What you need to do
Reproduce the listing below without any change.
------------------------
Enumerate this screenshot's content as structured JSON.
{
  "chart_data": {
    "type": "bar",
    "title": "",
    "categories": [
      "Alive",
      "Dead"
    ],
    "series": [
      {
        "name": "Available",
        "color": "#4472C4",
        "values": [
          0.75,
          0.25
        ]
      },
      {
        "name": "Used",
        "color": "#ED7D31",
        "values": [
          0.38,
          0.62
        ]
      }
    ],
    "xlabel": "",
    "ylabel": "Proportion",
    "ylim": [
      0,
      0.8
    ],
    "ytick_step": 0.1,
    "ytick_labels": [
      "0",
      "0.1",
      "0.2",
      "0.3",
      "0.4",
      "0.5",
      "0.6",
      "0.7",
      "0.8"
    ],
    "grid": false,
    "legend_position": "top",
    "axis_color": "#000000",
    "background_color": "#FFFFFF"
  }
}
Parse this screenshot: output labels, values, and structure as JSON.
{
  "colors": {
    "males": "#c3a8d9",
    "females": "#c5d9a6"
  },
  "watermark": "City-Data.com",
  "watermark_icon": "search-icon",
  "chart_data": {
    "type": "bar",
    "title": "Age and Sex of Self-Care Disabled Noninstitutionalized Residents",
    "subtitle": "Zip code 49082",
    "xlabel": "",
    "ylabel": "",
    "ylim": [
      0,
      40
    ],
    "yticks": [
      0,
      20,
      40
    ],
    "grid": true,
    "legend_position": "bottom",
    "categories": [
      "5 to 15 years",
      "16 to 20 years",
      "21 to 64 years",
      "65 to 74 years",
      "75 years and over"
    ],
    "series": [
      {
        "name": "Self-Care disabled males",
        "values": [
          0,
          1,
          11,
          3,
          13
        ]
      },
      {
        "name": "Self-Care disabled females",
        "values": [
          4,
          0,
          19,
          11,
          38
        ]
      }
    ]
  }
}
------------------------
Exercise solution
Enumerate this screenshot's content as structured JSON.
{
  "chart_data": {
    "type": "bar",
    "title": "",
    "categories": [
      "Alive",
      "Dead"
    ],
    "series": [
      {
        "name": "Available",
        "color": "#4472C4",
        "values": [
          0.75,
          0.25
        ]
      },
      {
        "name": "Used",
        "color": "#ED7D31",
        "values": [
          0.38,
          0.62
        ]
      }
    ],
    "xlabel": "",
    "ylabel": "Proportion",
    "ylim": [
      0,
      0.8
    ],
    "ytick_step": 0.1,
    "ytick_labels": [
      "0",
      "0.1",
      "0.2",
      "0.3",
      "0.4",
      "0.5",
      "0.6",
      "0.7",
      "0.8"
    ],
    "grid": false,
    "legend_position": "top",
    "axis_color": "#000000",
    "background_color": "#FFFFFF"
  }
}
Parse this screenshot: output labels, values, and structure as JSON.
{
  "colors": {
    "males": "#c3a8d9",
    "females": "#c5d9a6"
  },
  "watermark": "City-Data.com",
  "watermark_icon": "search-icon",
  "chart_data": {
    "type": "bar",
    "title": "Age and Sex of Self-Care Disabled Noninstitutionalized Residents",
    "subtitle": "Zip code 49082",
    "xlabel": "",
    "ylabel": "",
    "ylim": [
      0,
      40
    ],
    "yticks": [
      0,
      20,
      40
    ],
    "grid": true,
    "legend_position": "bottom",
    "categories": [
      "5 to 15 years",
      "16 to 20 years",
      "21 to 64 years",
      "65 to 74 years",
      "75 years and over"
    ],
    "series": [
      {
        "name": "Self-Care disabled males",
        "values": [
          0,
          1,
          11,
          3,
          13
        ]
      },
      {
        "name": "Self-Care disabled females",
        "values": [
          4,
          0,
          19,
          11,
          38
        ]
      }
    ]
  }
}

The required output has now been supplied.